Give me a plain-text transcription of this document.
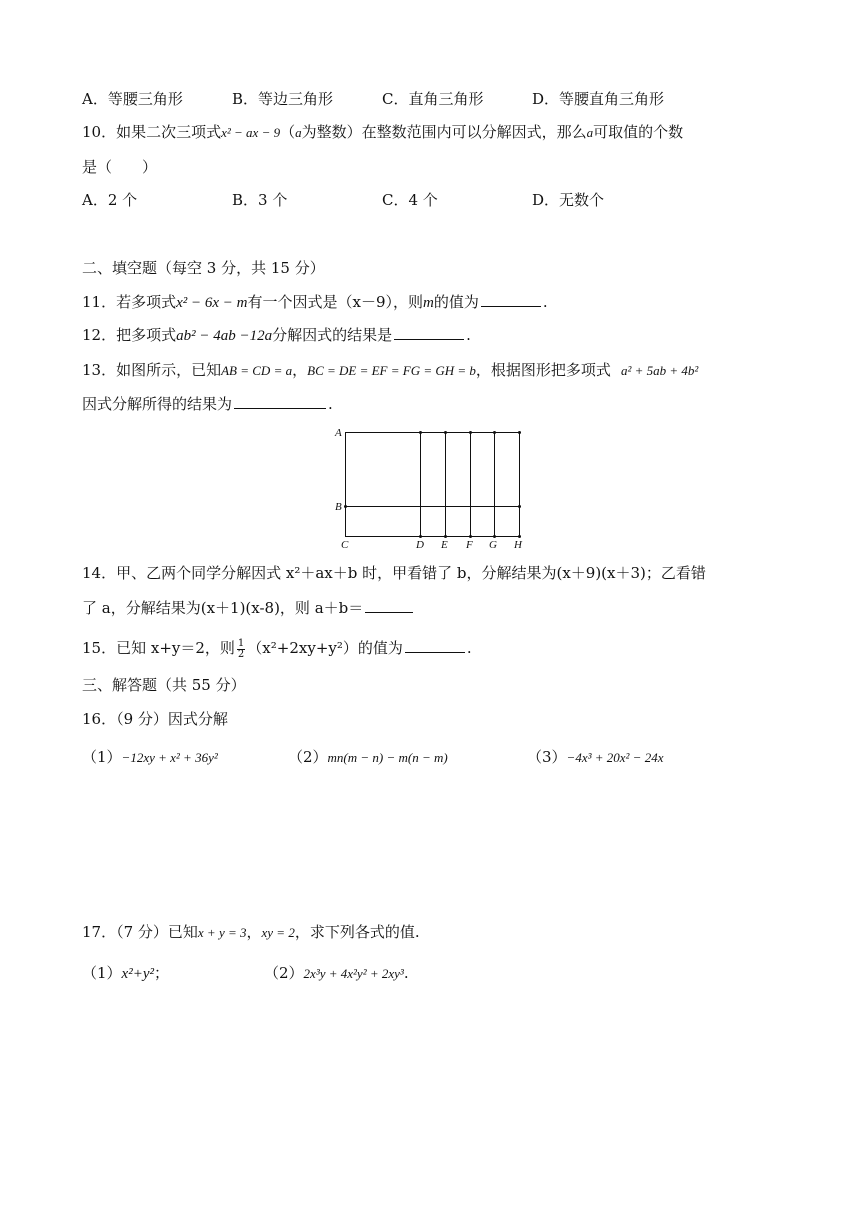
A．等腰三角形	B．等边三角形	C．直角三角形	D．等腰直角三角形
10．如果二次三项式x² − ax − 9（a为整数）在整数范围内可以分解因式，那么a可取值的个数
是（　　）
A．2 个	B．3 个	C．4 个	D．无数个
二、填空题（每空 3 分，共 15 分）
11．若多项式x² − 6x − m有一个因式是（x－9），则m的值为	.
12．把多项式ab² − 4ab −12a分解因式的结果是	.
13．如图所示，已知AB = CD = a，BC = DE = EF = FG = GH = b，根据图形把多项式 a² + 5ab + 4b²
因式分解所得的结果为	.
A
B
C	D E F G H
14．甲、乙两个同学分解因式 x²＋ax＋b 时，甲看错了 b，分解结果为(x＋9)(x＋3)；乙看错
了 a，分解结果为(x＋1)(x-8)，则 a＋b＝
15．已知 x+y＝2，则 $\frac{1}{2} (x^2+2xy+y^2)$的值为	.
三、解答题（共 55 分）
16．（9 分）因式分解
（1）−12xy + x² + 36y²	（2）mn(m − n) − m(n − m)	（3）−4x³ + 20x² − 24x
17．（7 分）已知x + y = 3，xy = 2，求下列各式的值.
（1）x²+y²；	（2）2x³y + 4x²y² + 2xy³.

================

Your task
Find and count the lines of the data that include the string "分解结果为", and report that figure by itself.

Reply
2